— START Source records —

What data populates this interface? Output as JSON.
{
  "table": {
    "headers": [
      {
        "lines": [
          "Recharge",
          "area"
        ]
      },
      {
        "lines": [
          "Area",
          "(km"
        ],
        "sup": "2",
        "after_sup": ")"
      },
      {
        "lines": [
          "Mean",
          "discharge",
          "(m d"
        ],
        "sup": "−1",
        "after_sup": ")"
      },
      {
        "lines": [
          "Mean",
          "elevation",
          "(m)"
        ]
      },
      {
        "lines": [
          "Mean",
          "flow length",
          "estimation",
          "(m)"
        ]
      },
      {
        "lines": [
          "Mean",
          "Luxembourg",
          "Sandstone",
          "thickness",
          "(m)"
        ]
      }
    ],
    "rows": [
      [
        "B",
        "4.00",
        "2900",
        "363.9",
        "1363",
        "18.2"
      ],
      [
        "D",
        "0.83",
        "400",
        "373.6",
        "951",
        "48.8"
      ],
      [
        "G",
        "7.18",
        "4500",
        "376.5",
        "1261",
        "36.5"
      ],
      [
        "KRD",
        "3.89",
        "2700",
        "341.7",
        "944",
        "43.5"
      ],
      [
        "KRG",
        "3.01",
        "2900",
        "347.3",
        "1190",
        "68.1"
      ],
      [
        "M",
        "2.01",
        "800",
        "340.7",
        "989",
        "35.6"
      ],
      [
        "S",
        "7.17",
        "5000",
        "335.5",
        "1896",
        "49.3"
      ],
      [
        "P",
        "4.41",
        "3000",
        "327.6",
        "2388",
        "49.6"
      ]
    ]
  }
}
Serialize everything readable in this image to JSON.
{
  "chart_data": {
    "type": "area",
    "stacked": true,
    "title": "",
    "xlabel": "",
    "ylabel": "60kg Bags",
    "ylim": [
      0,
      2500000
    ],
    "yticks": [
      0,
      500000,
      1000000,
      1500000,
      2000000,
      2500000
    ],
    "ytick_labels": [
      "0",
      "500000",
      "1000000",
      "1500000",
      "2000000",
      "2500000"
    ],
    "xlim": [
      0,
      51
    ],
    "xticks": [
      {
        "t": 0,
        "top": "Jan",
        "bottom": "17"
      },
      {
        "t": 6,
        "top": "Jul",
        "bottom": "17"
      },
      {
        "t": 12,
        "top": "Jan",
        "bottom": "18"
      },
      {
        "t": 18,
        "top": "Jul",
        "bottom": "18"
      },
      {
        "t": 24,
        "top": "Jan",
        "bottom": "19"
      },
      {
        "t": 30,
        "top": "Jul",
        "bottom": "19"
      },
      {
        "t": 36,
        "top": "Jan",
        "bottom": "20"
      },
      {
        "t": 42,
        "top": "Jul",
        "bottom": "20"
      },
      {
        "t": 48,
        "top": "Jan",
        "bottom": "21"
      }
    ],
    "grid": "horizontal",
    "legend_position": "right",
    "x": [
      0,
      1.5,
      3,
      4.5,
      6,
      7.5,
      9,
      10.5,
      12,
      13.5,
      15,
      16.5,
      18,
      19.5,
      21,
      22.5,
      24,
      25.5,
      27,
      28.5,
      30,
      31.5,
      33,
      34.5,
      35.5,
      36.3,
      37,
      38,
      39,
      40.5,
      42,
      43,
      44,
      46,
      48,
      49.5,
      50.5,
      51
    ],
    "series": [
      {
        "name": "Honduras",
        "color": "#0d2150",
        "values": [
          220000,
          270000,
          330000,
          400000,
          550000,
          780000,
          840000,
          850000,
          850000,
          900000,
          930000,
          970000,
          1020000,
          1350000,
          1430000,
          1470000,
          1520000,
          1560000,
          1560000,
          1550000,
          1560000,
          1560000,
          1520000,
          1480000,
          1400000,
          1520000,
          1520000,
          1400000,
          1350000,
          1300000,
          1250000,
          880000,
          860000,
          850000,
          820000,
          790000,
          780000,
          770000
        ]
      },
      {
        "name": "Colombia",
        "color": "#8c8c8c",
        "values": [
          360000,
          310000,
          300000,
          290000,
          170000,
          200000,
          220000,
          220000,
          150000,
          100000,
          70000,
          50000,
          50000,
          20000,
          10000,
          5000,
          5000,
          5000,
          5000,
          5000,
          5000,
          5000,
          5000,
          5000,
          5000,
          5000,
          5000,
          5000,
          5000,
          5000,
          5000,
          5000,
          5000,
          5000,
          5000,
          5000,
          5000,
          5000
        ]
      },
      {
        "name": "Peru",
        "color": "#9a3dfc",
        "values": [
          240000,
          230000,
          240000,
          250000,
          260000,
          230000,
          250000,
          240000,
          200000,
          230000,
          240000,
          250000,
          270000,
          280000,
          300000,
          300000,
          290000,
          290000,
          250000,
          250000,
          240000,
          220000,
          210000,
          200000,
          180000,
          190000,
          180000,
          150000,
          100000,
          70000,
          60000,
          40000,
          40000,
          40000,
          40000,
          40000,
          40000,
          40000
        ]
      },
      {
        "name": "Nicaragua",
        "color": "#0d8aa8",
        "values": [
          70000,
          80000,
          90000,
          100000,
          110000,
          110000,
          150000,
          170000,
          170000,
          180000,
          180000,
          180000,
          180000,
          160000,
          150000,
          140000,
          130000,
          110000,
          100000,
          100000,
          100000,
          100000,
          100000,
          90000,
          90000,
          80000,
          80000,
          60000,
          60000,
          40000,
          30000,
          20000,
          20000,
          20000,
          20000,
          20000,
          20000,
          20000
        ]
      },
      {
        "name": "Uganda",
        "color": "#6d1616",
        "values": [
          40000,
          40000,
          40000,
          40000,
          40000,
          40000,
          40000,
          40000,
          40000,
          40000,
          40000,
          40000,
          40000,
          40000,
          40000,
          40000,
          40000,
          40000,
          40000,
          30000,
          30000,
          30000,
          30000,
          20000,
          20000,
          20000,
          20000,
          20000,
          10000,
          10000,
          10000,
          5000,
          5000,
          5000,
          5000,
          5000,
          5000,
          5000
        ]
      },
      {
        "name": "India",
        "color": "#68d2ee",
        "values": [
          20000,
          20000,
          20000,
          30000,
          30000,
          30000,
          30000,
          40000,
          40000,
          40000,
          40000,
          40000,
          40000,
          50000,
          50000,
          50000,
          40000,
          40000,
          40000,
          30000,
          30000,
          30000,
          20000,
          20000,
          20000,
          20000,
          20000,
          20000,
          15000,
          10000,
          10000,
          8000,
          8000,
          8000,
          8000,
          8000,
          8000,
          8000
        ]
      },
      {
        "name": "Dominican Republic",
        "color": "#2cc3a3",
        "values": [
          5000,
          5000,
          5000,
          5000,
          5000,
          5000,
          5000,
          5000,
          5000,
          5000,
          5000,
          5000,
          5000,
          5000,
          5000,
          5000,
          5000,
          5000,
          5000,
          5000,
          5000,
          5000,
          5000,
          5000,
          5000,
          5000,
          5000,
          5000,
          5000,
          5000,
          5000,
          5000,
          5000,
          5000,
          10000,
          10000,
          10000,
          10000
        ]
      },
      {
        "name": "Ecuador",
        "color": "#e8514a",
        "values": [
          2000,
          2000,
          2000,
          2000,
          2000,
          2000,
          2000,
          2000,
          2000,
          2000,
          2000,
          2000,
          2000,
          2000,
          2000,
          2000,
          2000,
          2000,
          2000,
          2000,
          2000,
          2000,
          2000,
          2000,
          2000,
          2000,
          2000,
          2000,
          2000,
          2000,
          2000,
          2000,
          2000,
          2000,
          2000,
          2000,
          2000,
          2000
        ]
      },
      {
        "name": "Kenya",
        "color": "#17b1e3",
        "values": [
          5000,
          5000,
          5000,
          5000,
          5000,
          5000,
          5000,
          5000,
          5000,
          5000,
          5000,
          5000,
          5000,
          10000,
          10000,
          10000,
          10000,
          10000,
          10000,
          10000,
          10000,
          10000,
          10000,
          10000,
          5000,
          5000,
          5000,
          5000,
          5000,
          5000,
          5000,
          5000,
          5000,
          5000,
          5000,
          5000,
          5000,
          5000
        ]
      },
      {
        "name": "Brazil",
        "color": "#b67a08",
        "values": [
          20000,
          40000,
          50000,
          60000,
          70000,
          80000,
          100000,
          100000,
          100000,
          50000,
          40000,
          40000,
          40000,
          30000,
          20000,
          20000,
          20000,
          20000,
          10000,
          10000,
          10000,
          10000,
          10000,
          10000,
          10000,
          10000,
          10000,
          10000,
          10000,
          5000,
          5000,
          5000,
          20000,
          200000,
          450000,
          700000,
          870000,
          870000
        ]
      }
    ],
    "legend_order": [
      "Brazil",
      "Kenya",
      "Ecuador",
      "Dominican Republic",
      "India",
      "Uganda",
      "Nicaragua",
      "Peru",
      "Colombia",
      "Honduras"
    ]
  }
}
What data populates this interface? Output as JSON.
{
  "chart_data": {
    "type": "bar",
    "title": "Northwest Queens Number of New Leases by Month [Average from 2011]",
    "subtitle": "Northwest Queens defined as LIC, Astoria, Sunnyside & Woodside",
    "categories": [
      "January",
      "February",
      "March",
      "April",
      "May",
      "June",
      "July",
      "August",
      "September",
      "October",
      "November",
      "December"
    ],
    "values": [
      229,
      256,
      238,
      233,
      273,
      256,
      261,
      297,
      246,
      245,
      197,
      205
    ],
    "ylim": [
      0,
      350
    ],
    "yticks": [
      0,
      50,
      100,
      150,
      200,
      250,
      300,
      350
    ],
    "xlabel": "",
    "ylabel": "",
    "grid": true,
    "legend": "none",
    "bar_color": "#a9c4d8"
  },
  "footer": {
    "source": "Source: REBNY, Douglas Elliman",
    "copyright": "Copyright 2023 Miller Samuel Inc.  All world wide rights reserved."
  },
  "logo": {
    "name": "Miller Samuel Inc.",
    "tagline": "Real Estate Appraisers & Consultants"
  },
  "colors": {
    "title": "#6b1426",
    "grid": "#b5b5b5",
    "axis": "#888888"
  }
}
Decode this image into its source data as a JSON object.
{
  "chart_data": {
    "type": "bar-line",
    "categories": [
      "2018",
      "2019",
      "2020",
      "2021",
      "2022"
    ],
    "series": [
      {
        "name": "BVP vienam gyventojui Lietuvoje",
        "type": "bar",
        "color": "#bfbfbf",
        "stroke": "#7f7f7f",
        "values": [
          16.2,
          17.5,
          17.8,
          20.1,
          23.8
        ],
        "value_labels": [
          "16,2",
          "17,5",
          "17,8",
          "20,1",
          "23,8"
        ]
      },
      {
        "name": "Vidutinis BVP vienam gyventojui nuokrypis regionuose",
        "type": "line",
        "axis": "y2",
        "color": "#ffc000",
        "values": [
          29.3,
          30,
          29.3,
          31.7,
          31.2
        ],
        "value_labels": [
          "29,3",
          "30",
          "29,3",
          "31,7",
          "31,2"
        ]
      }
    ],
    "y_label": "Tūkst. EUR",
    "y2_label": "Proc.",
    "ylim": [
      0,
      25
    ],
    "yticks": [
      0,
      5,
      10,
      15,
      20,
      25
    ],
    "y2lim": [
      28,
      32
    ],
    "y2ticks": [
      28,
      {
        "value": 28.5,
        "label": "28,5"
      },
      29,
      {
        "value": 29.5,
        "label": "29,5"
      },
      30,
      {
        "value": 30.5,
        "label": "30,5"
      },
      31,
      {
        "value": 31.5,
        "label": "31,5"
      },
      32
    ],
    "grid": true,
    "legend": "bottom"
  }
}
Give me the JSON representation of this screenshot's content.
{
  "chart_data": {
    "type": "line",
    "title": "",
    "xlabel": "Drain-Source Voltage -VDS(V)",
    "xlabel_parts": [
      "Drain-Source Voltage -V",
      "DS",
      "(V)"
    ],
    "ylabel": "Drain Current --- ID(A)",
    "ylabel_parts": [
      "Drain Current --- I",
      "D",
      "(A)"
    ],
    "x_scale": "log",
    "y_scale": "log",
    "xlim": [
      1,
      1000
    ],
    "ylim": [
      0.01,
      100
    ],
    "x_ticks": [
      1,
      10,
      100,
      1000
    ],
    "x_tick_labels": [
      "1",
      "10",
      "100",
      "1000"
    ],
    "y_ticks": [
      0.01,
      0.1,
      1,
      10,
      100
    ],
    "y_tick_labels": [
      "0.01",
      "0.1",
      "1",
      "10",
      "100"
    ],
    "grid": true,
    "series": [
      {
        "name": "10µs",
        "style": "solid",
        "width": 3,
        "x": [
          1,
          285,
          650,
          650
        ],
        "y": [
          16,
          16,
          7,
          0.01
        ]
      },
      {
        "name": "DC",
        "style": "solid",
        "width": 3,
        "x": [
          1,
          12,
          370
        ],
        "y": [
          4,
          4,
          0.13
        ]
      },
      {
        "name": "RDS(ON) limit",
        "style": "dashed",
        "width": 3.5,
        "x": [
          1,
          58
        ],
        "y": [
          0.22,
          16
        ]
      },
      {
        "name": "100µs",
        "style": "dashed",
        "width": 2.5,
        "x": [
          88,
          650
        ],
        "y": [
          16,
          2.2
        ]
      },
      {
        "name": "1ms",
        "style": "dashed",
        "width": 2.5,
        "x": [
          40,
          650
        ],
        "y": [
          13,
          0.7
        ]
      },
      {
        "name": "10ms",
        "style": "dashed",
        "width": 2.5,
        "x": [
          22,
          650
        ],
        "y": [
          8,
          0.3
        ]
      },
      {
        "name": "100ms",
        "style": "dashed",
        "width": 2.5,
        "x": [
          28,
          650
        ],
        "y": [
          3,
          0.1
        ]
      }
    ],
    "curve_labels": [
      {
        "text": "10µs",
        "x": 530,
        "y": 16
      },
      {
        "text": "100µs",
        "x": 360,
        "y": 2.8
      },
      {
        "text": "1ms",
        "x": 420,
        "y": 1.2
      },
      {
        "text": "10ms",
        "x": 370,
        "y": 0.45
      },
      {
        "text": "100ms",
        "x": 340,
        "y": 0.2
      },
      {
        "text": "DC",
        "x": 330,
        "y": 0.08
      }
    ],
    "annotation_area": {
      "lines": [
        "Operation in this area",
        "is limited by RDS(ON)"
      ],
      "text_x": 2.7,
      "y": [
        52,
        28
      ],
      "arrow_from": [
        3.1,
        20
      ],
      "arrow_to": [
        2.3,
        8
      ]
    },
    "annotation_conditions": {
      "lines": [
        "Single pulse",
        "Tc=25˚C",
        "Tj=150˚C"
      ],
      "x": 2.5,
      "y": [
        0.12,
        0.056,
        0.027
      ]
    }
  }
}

— END Source records —

_Brief_
From the entries above, select each line containing the string "this".

_Exercise output_
What data populates this interface? Output as JSON.
Serialize everything readable in this image to JSON.
What data populates this interface? Output as JSON.
Decode this image into its source data as a JSON object.
Give me the JSON representation of this screenshot's content.
        "Operation in this area",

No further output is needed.